+++ MATERIAL PROVIDED +++
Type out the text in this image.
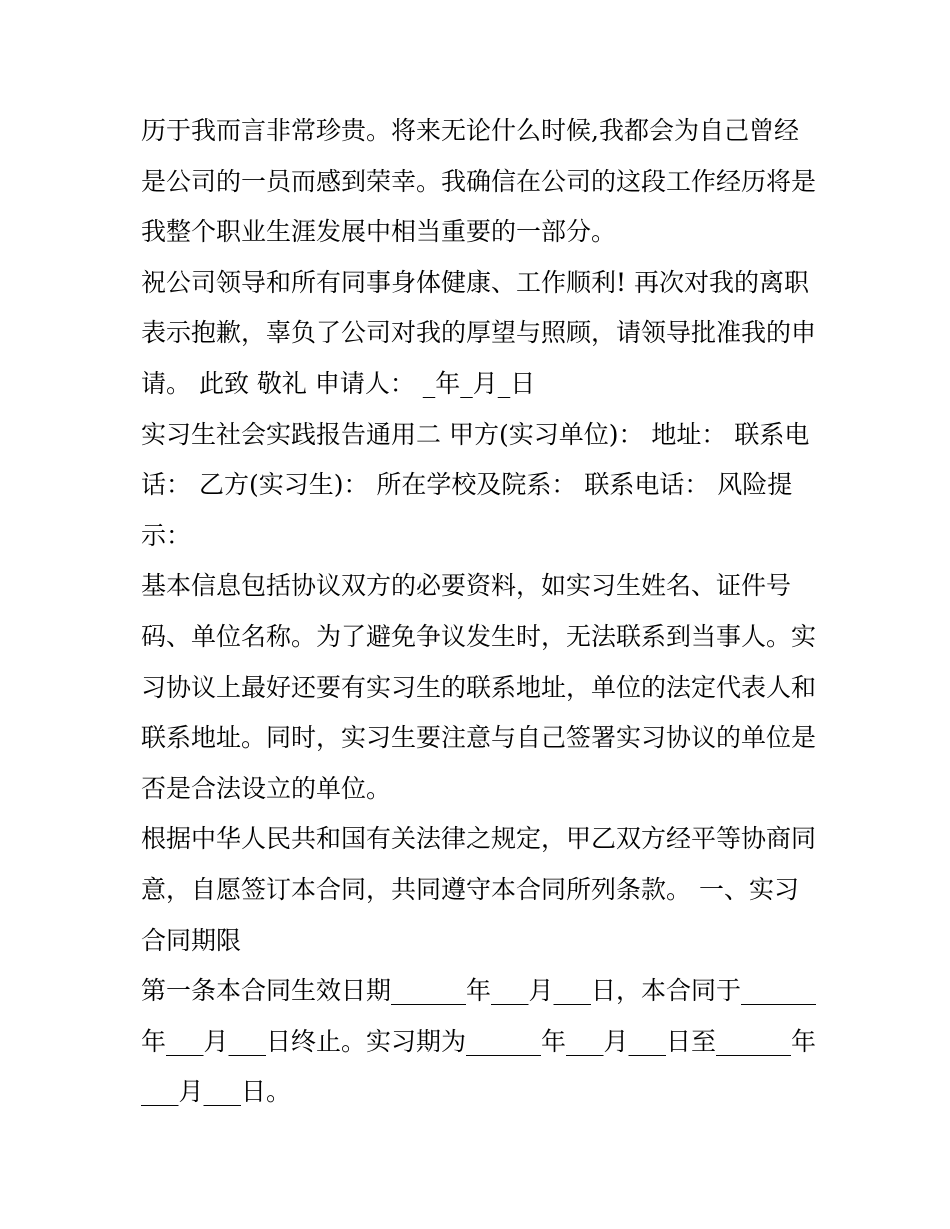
历于我而言非常珍贵。将来无论什么时候,我都会为自己曾经是公司的一员而感到荣幸。我确信在公司的这段工作经历将是我整个职业生涯发展中相当重要的一部分。

祝公司领导和所有同事身体健康、工作顺利! 再次对我的离职表示抱歉，辜负了公司对我的厚望与照顾，请领导批准我的申请。 此致 敬礼 申请人： _年_月_日

实习生社会实践报告通用二 甲方(实习单位)： 地址： 联系电话： 乙方(实习生)： 所在学校及院系： 联系电话： 风险提示：

基本信息包括协议双方的必要资料，如实习生姓名、证件号码、单位名称。为了避免争议发生时，无法联系到当事人。实习协议上最好还要有实习生的联系地址，单位的法定代表人和联系地址。同时，实习生要注意与自己签署实习协议的单位是否是合法设立的单位。

根据中华人民共和国有关法律之规定，甲乙双方经平等协商同意，自愿签订本合同，共同遵守本合同所列条款。 一、实习合同期限

第一条本合同生效日期______年___月___日，本合同于______年___月___日终止。实习期为______年___月___日至______年___月___日。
+++
• DIRECTIONS FOR THIS TASK:
Leave out the pictures and transcribe the entries above exactly.

• REPLY:
Type out the text in this image.
历于我而言非常珍贵。将来无论什么时候,我都会为自己曾经是公司的一员而感到荣幸。我确信在公司的这段工作经历将是我整个职业生涯发展中相当重要的一部分。

祝公司领导和所有同事身体健康、工作顺利! 再次对我的离职表示抱歉，辜负了公司对我的厚望与照顾，请领导批准我的申请。 此致 敬礼 申请人： _年_月_日

实习生社会实践报告通用二 甲方(实习单位)： 地址： 联系电话： 乙方(实习生)： 所在学校及院系： 联系电话： 风险提示：

基本信息包括协议双方的必要资料，如实习生姓名、证件号码、单位名称。为了避免争议发生时，无法联系到当事人。实习协议上最好还要有实习生的联系地址，单位的法定代表人和联系地址。同时，实习生要注意与自己签署实习协议的单位是否是合法设立的单位。

根据中华人民共和国有关法律之规定，甲乙双方经平等协商同意，自愿签订本合同，共同遵守本合同所列条款。 一、实习合同期限

第一条本合同生效日期______年___月___日，本合同于______年___月___日终止。实习期为______年___月___日至______年___月___日。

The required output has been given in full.